══ Dataset records ══

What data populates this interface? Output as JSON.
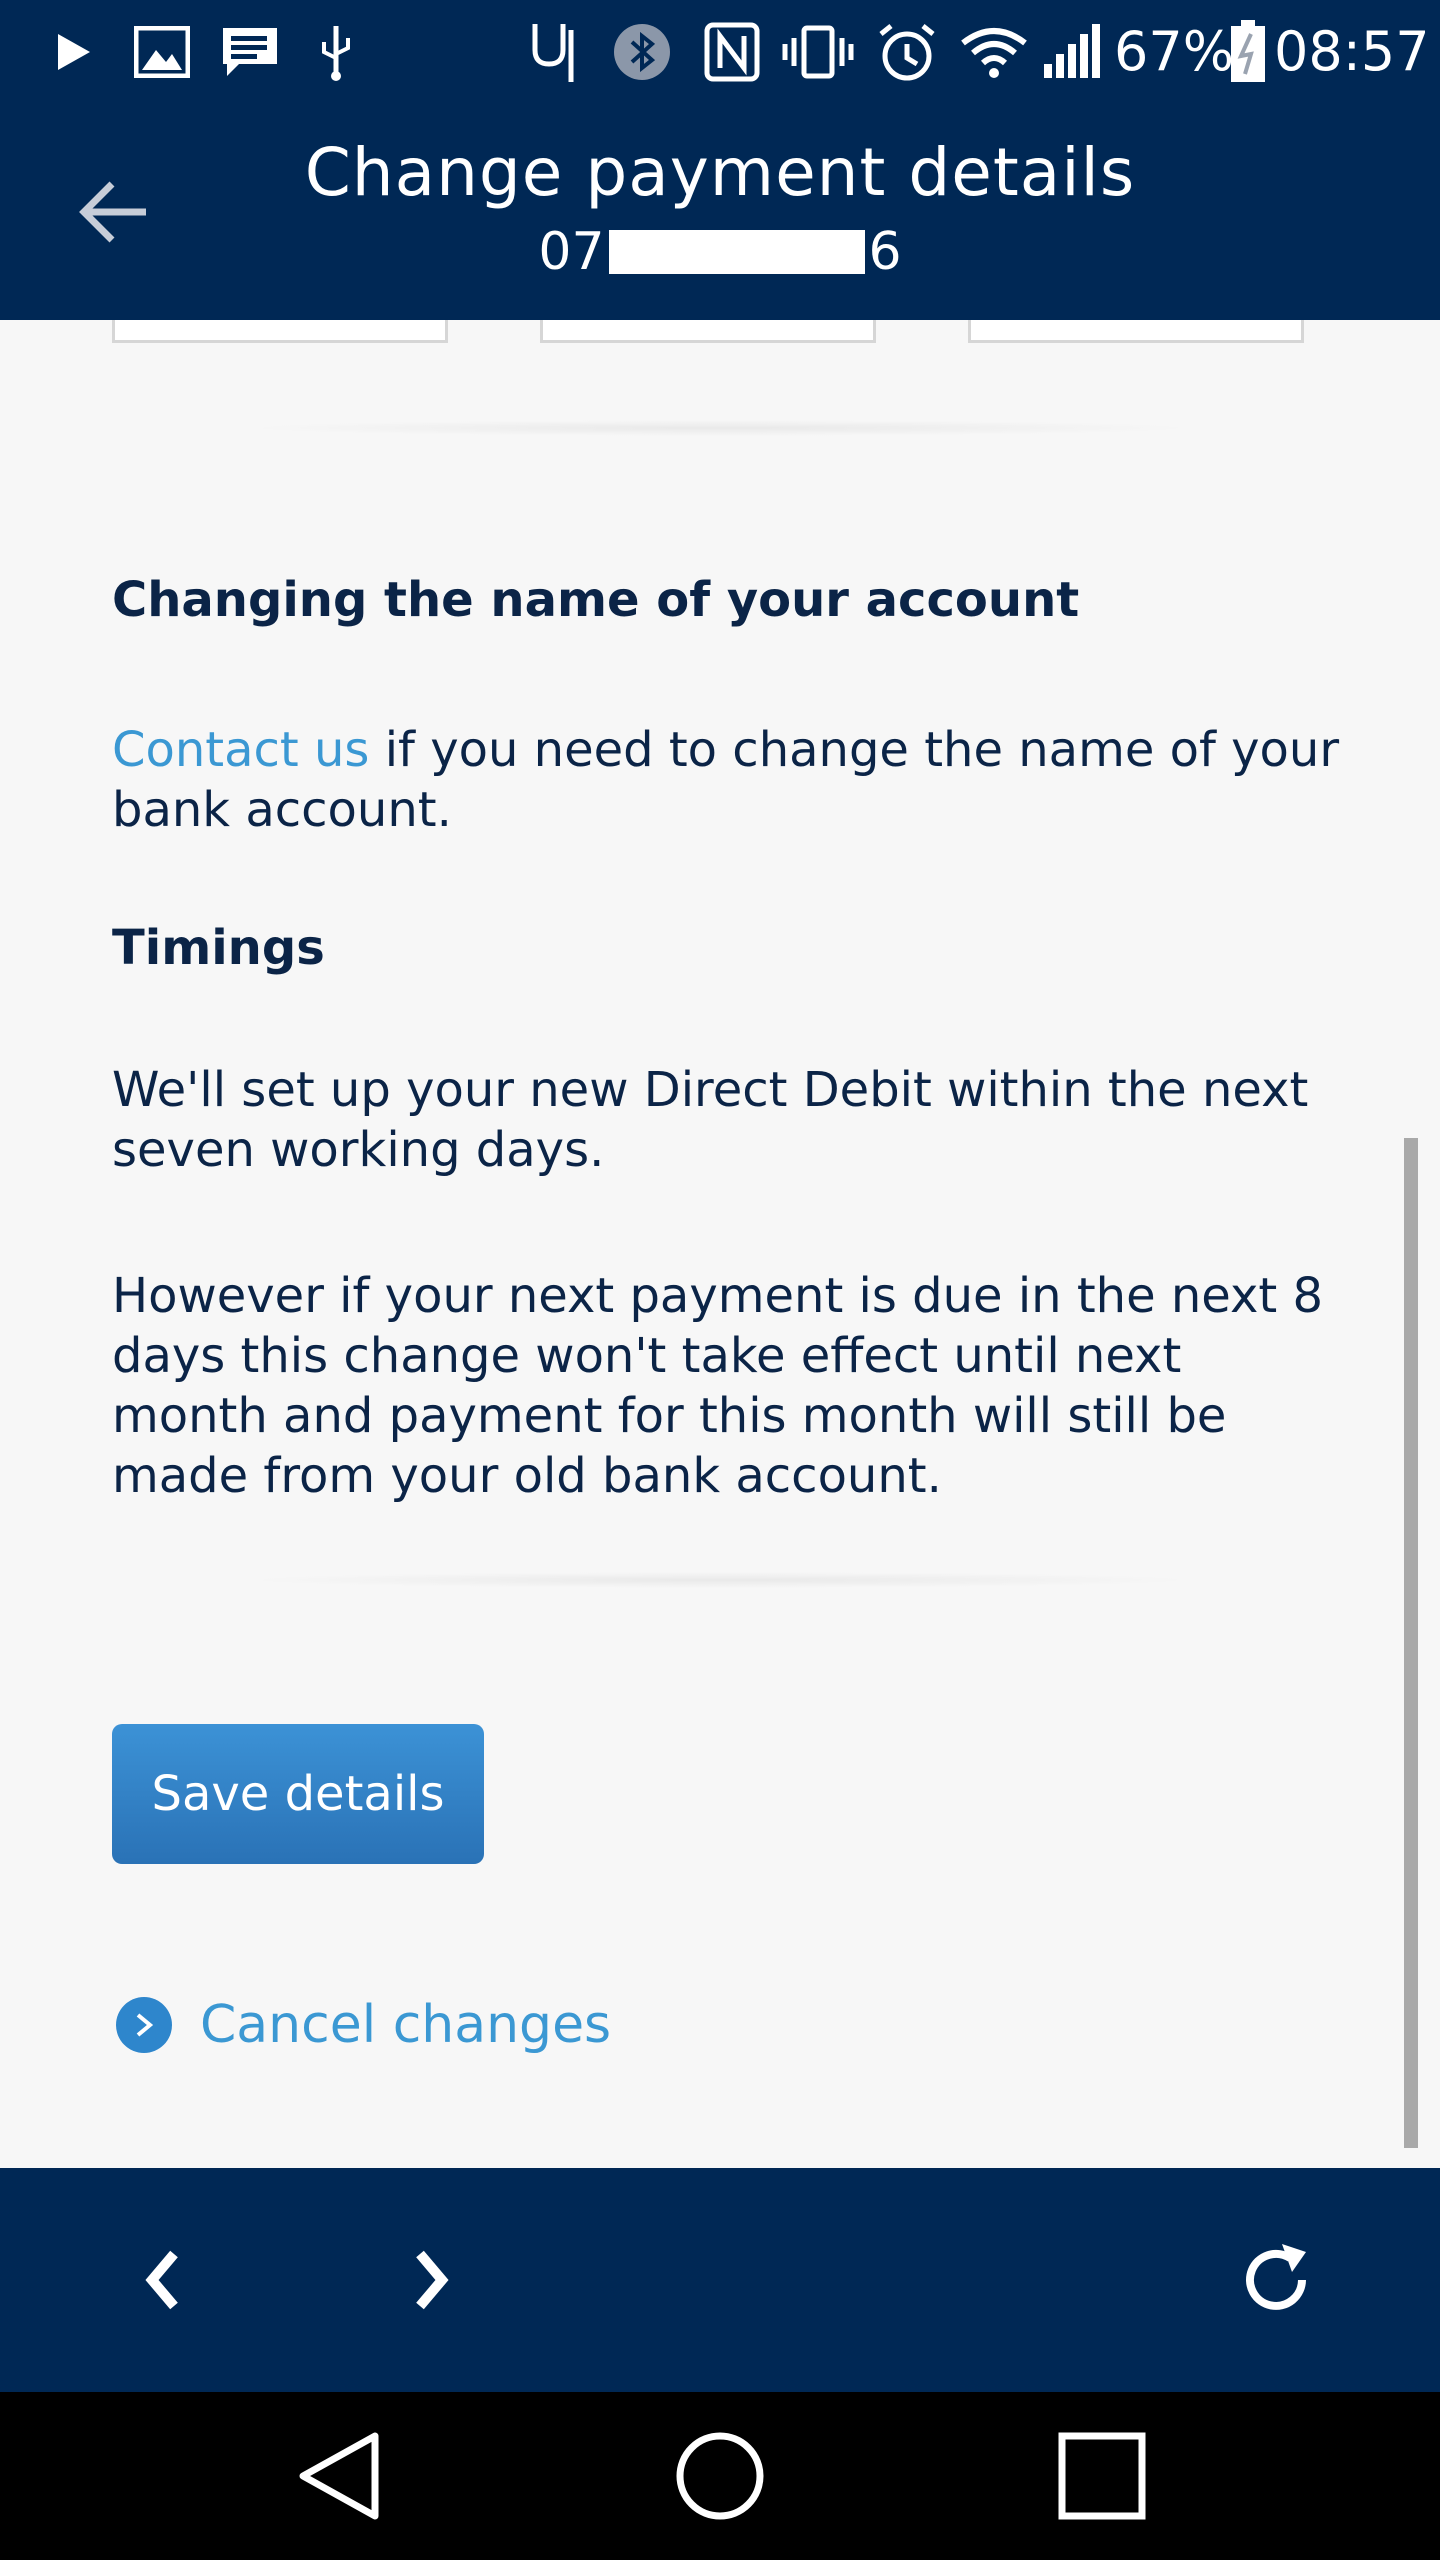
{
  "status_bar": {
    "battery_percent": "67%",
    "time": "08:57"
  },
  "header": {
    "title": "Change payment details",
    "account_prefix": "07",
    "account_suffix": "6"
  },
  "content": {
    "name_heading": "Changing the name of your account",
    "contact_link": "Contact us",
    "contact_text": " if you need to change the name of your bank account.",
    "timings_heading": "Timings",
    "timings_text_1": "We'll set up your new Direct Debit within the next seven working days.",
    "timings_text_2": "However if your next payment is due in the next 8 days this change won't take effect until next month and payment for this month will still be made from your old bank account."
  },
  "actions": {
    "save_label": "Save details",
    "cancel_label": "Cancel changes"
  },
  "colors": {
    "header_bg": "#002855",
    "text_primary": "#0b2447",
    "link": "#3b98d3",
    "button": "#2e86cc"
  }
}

═══

▶ Job
Without the pictures, return the entries exactly as they appear.

▶ Written solution
What data populates this interface? Output as JSON.
{
  "status_bar": {
    "battery_percent": "67%",
    "time": "08:57"
  },
  "header": {
    "title": "Change payment details",
    "account_prefix": "07",
    "account_suffix": "6"
  },
  "content": {
    "name_heading": "Changing the name of your account",
    "contact_link": "Contact us",
    "contact_text": " if you need to change the name of your bank account.",
    "timings_heading": "Timings",
    "timings_text_1": "We'll set up your new Direct Debit within the next seven working days.",
    "timings_text_2": "However if your next payment is due in the next 8 days this change won't take effect until next month and payment for this month will still be made from your old bank account."
  },
  "actions": {
    "save_label": "Save details",
    "cancel_label": "Cancel changes"
  },
  "colors": {
    "header_bg": "#002855",
    "text_primary": "#0b2447",
    "link": "#3b98d3",
    "button": "#2e86cc"
  }
}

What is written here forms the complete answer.